## CONSEGNA 1
Individua tutte le righe dei dati che contengono la parola "Text" e ricopiale.

## BRANO FORNITO

◇ ◇ ◇

BLOOM alla conquista dello spazio pubblico

BLOOM è la seconda edizione di un progetto nomade affamato di spazi e condivisione di arte in luoghi improbabili che si getta ora nella mischia della comunicazione urbana con una nuova sfida: lo spazio pubblico.
Gli spazi di affissione comunali e i pannelli elettorali vengono stravolti nella loro funzione originaria, rispondendo ad una nuova urgenza creativa di reinterpretazione e riappropriazione della città.

BLOOM è ideato dal gruppo ArtiVisive, attivo dal 2009 in seno a Impronta Culturale
Comune di San Vito di Leguzzano (VI)

Secondo Baudrillard la realtà urbana contemporanea si impone come luogo di esposizione del segno e non più come sito della produzione e del mercato. Lo scambio urbano si sposta quindi a un livello sempre più simbolico e la concretezza della relazione rimane la base di un processo continuo di sovrastrutturazione di significato. I segni si moltiplicano, come i codici cui appartengono, e accanto a messaggi chiaramente comprensibili a chi è minimamente erudito al consumo di massa, compaiono codici di nicchia che invitano ad avventurarsi in traiettorie trasversali.

◇ ◇ ◇

## CONSEGNA 2
Rispondi a queste domande sul testo su BLOOM:
(a) Quale edizione del progetto è BLOOM?
(b) Da quale anno è attivo il gruppo ArtiVisive?
(c) Secondo Baudrillard, come si impone la realtà urbana contemporanea?

## Elenchi delle posizioni degli elementi
◇ ◇ ◇

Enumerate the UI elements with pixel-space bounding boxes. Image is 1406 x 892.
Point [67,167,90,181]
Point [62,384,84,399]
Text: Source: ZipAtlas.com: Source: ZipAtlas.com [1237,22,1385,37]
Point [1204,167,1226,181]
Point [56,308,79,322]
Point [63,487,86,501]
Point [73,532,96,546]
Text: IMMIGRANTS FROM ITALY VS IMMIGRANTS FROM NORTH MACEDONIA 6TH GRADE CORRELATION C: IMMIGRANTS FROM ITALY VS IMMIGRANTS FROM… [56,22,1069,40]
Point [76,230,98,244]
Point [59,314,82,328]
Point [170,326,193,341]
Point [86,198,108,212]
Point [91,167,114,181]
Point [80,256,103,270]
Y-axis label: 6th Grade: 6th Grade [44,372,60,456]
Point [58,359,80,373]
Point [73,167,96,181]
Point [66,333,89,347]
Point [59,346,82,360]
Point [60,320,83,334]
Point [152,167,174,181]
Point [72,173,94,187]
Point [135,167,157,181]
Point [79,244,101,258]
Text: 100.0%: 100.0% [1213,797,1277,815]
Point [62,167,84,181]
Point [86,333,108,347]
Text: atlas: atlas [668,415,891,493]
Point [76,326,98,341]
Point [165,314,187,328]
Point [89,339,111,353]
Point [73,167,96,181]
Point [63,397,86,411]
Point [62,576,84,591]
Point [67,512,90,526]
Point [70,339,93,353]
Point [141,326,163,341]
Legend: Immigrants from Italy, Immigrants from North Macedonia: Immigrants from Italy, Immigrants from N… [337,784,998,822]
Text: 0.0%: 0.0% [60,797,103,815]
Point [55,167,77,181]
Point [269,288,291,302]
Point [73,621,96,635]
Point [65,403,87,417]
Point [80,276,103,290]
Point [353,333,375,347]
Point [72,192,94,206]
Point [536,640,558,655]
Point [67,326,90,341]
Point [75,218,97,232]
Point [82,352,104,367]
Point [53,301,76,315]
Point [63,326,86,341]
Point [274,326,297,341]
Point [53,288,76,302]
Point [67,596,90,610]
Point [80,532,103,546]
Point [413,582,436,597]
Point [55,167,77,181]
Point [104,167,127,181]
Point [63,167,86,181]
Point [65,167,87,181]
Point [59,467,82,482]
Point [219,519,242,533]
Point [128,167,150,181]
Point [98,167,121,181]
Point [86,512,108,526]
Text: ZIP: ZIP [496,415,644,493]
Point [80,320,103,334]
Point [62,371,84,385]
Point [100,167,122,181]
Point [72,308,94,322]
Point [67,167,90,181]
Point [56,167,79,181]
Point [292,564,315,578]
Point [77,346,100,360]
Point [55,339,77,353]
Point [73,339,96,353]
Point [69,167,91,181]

◇ ◇ ◇

## RISULTATO CORRETTO 1
Text: Source: ZipAtlas.com: Source: ZipAtlas.com [1237,22,1385,37]
Text: IMMIGRANTS FROM ITALY VS IMMIGRANTS FROM NORTH MACEDONIA 6TH GRADE CORRELATION C: IMMIGRANTS FROM ITALY VS IMMIGRANTS FROM… [56,22,1069,40]
Text: 100.0%: 100.0% [1213,797,1277,815]
Text: atlas: atlas [668,415,891,493]
Text: 0.0%: 0.0% [60,797,103,815]
Text: ZIP: ZIP [496,415,644,493]

## RISULTATO CORRETTO 2
(a) La seconda edizione.
(b) Dal 2009.
(c) Come luogo di esposizione del segno e non più come sito della produzione e del mercato.